ENTRIES SHOWN
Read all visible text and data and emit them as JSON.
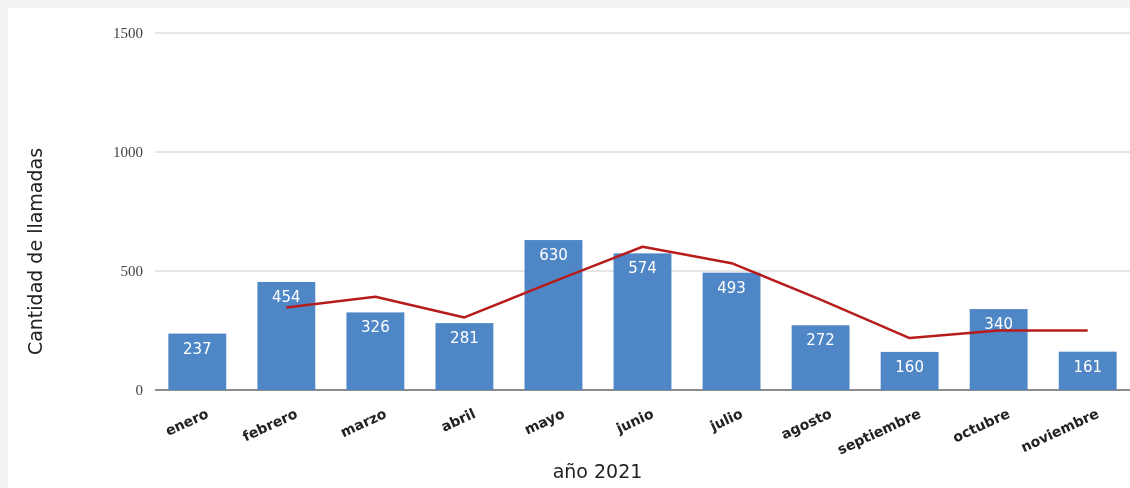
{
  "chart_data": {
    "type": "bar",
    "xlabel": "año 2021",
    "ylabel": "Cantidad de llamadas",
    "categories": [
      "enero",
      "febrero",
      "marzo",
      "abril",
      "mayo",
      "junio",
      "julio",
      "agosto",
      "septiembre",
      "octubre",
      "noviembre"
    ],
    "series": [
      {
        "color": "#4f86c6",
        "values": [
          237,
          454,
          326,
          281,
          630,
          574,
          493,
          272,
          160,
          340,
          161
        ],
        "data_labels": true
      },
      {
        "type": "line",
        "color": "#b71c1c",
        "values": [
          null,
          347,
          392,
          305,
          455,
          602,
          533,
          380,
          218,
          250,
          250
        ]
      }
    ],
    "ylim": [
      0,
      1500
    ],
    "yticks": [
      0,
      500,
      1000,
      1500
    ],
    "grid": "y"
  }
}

* * *

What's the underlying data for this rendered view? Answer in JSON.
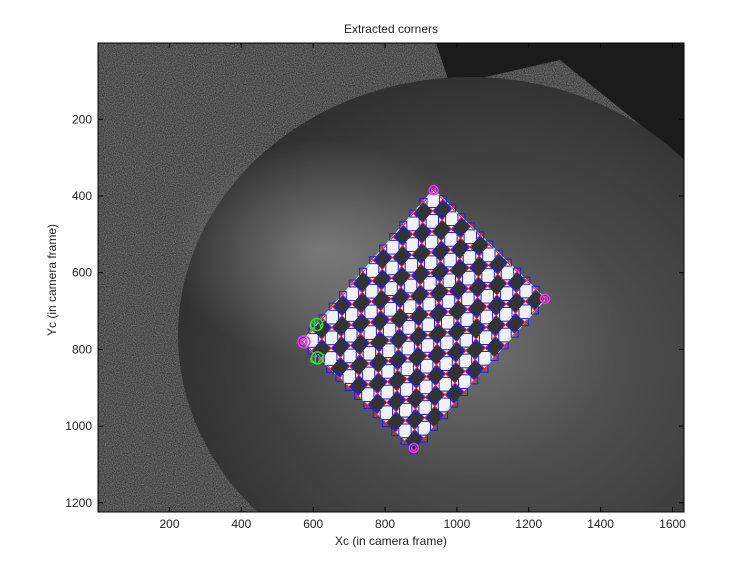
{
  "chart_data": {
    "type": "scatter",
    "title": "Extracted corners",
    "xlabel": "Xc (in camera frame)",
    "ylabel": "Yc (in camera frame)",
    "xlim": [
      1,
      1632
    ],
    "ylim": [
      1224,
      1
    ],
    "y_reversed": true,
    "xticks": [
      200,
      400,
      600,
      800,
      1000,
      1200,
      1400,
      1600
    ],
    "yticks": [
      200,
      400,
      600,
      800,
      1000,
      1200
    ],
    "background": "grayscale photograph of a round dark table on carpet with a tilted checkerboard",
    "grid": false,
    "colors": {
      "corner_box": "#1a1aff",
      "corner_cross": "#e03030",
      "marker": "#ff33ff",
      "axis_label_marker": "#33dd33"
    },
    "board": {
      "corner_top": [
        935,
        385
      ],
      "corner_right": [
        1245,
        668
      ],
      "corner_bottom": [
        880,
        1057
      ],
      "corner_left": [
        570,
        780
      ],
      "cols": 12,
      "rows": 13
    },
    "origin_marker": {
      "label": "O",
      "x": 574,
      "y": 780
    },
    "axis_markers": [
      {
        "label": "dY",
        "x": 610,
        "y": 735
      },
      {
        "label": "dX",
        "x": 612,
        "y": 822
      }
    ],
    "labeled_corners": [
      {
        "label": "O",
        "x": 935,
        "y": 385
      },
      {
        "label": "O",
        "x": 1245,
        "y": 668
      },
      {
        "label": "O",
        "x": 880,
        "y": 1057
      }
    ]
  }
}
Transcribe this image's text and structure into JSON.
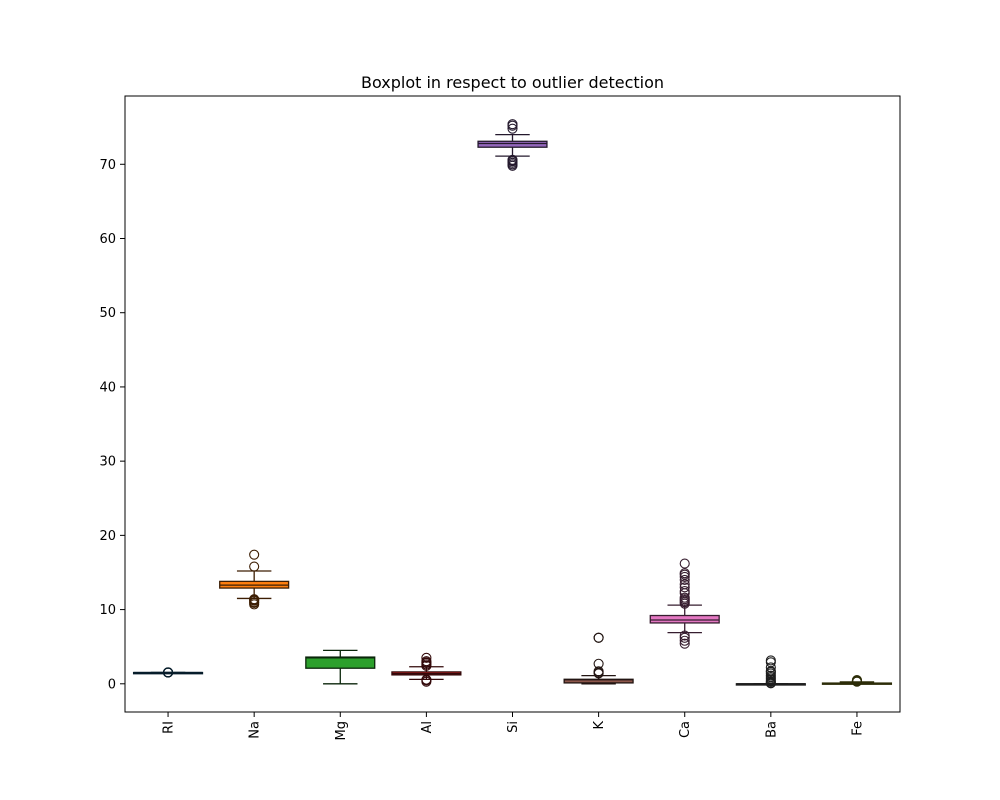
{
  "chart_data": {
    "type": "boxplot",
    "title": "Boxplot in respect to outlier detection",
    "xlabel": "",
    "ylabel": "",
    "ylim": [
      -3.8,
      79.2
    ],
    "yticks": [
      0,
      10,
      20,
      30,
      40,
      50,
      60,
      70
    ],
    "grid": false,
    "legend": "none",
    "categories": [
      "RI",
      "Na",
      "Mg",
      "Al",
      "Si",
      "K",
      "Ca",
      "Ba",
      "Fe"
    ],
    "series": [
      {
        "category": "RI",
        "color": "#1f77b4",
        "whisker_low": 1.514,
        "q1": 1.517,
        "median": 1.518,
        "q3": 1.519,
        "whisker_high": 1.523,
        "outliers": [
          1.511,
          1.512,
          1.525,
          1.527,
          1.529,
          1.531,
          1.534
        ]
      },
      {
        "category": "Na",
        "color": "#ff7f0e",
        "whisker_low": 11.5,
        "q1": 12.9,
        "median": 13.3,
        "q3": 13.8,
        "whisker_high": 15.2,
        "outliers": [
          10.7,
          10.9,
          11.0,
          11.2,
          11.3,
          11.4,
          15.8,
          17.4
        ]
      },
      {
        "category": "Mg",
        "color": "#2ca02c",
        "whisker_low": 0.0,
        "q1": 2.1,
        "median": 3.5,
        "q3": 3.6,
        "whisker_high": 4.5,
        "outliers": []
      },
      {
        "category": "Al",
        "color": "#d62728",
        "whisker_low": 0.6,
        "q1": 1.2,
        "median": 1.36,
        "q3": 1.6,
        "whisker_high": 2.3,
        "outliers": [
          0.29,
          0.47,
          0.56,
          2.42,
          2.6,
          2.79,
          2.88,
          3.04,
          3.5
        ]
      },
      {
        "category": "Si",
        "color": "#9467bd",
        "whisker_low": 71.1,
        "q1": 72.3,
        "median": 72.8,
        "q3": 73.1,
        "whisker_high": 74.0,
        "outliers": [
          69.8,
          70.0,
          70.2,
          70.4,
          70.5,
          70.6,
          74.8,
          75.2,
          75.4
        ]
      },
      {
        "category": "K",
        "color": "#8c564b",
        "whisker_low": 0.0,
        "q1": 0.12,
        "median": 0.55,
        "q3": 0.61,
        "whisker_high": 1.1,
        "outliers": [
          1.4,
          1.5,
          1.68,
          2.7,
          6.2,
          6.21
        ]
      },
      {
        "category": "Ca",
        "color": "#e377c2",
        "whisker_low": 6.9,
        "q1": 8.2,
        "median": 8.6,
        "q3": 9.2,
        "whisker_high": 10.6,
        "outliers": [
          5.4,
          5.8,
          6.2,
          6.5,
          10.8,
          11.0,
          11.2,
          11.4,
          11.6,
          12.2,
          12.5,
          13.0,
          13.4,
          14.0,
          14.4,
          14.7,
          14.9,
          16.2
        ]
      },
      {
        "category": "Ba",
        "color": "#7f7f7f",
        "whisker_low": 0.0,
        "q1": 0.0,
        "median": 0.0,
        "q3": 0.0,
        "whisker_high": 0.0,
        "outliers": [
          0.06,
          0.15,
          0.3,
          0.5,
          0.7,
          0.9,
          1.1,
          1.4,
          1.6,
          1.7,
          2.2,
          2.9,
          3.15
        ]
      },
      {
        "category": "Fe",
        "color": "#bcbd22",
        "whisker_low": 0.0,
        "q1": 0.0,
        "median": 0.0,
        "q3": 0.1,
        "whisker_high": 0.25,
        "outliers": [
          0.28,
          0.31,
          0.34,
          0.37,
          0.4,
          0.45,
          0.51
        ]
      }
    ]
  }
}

* * *

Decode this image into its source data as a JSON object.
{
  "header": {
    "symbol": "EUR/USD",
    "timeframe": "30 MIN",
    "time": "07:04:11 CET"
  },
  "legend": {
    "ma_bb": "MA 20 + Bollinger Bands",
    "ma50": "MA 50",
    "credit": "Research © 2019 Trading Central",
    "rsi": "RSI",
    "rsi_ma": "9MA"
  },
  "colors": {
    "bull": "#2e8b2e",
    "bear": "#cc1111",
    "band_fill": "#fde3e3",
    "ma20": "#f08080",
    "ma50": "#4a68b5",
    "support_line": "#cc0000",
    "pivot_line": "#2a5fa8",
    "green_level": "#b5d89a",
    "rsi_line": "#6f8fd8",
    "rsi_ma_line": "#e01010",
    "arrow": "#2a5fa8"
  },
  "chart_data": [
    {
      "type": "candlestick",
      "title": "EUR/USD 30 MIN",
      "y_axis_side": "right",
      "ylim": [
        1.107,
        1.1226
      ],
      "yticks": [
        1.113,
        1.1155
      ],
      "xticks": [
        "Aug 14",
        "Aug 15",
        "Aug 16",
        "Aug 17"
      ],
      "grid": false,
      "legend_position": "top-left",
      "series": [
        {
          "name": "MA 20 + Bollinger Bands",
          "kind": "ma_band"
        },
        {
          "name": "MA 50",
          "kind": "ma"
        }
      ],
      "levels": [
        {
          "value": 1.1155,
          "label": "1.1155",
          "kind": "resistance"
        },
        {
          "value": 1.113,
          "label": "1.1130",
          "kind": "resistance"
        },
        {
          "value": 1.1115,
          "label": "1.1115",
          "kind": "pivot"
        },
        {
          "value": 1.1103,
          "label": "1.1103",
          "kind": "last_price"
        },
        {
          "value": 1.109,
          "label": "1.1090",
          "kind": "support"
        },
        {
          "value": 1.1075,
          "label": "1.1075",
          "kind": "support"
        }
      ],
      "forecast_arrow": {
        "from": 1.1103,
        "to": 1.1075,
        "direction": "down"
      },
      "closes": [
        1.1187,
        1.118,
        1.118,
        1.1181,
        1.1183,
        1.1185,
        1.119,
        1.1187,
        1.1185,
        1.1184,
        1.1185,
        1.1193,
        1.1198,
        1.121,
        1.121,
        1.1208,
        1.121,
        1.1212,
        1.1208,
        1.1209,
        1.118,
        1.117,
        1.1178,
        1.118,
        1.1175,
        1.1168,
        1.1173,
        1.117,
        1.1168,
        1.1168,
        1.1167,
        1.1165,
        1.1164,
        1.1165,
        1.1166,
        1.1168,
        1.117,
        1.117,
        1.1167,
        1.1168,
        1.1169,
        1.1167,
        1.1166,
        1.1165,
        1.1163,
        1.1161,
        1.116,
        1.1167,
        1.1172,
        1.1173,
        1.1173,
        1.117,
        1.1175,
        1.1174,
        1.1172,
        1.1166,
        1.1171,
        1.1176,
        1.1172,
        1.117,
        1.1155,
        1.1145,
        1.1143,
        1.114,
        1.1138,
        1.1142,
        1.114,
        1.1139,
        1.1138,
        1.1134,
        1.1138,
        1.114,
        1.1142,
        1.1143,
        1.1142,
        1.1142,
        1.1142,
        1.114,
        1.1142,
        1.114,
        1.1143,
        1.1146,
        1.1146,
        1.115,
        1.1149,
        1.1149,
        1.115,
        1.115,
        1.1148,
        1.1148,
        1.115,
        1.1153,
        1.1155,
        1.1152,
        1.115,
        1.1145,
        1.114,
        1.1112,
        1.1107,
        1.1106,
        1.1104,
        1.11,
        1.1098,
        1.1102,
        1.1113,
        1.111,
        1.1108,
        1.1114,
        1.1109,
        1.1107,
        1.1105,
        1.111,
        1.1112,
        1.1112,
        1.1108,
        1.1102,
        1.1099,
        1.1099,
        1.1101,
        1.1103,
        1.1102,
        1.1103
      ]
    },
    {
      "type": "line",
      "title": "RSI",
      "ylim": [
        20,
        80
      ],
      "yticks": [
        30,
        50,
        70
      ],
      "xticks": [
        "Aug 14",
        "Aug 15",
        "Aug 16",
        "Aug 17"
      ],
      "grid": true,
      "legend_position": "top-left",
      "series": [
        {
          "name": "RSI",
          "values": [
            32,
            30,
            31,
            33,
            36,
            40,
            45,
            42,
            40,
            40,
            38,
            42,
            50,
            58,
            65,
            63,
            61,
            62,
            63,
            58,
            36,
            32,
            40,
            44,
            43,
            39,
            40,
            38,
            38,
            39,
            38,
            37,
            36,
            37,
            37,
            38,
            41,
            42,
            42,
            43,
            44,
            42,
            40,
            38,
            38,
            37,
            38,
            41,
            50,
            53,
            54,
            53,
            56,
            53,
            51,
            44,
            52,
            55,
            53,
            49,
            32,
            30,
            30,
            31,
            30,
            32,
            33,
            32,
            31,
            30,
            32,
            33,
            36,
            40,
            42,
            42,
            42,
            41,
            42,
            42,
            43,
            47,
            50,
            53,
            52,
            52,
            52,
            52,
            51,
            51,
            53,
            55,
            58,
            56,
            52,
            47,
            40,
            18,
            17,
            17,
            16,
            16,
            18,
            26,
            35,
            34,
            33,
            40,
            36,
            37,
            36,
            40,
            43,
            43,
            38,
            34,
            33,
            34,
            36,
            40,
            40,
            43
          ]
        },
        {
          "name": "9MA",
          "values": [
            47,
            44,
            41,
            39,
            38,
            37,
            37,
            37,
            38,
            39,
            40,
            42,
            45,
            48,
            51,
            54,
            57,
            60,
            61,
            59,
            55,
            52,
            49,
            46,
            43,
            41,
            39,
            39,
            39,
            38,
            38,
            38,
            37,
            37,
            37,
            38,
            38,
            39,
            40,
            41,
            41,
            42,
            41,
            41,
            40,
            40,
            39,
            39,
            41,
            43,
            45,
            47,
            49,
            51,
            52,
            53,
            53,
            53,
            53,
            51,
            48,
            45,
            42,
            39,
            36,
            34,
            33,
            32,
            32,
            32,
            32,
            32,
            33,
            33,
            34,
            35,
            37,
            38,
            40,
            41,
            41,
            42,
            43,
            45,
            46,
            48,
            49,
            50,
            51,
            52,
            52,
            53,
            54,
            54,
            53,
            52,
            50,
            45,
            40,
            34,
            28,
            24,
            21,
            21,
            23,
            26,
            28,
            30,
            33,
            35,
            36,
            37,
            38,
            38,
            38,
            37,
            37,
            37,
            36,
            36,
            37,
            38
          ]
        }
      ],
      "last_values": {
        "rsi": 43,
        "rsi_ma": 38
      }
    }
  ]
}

TASK DETAILS
Pull out all lines in the data above that include "this".

CORRECT RESPONSE
What's the underlying data for this rendered view? Answer in JSON.
Transcribe this image's text and structure into JSON.
Decode this image into its source data as a JSON object.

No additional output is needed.